Stored data entries
▽

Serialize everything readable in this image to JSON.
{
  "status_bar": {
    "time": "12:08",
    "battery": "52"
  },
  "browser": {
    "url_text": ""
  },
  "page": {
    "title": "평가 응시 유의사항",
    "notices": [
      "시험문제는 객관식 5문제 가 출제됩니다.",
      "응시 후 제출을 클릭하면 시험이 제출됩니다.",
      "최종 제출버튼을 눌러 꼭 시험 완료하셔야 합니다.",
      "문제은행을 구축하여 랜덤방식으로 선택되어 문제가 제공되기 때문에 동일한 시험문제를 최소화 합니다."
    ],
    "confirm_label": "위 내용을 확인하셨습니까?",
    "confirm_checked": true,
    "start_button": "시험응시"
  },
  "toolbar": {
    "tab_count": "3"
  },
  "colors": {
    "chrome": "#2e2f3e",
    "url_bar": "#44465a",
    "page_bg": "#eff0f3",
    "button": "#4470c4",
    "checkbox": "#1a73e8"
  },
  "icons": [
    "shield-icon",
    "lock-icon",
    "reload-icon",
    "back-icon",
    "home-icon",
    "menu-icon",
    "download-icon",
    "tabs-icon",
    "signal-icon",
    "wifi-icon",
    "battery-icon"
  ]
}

△

— Work to complete —
Transcribe all the entries, keeping each one exactly as it is.

— The completed task —
Serialize everything readable in this image to JSON.
{
  "status_bar": {
    "time": "12:08",
    "battery": "52"
  },
  "browser": {
    "url_text": ""
  },
  "page": {
    "title": "평가 응시 유의사항",
    "notices": [
      "시험문제는 객관식 5문제 가 출제됩니다.",
      "응시 후 제출을 클릭하면 시험이 제출됩니다.",
      "최종 제출버튼을 눌러 꼭 시험 완료하셔야 합니다.",
      "문제은행을 구축하여 랜덤방식으로 선택되어 문제가 제공되기 때문에 동일한 시험문제를 최소화 합니다."
    ],
    "confirm_label": "위 내용을 확인하셨습니까?",
    "confirm_checked": true,
    "start_button": "시험응시"
  },
  "toolbar": {
    "tab_count": "3"
  },
  "colors": {
    "chrome": "#2e2f3e",
    "url_bar": "#44465a",
    "page_bg": "#eff0f3",
    "button": "#4470c4",
    "checkbox": "#1a73e8"
  },
  "icons": [
    "shield-icon",
    "lock-icon",
    "reload-icon",
    "back-icon",
    "home-icon",
    "menu-icon",
    "download-icon",
    "tabs-icon",
    "signal-icon",
    "wifi-icon",
    "battery-icon"
  ]
}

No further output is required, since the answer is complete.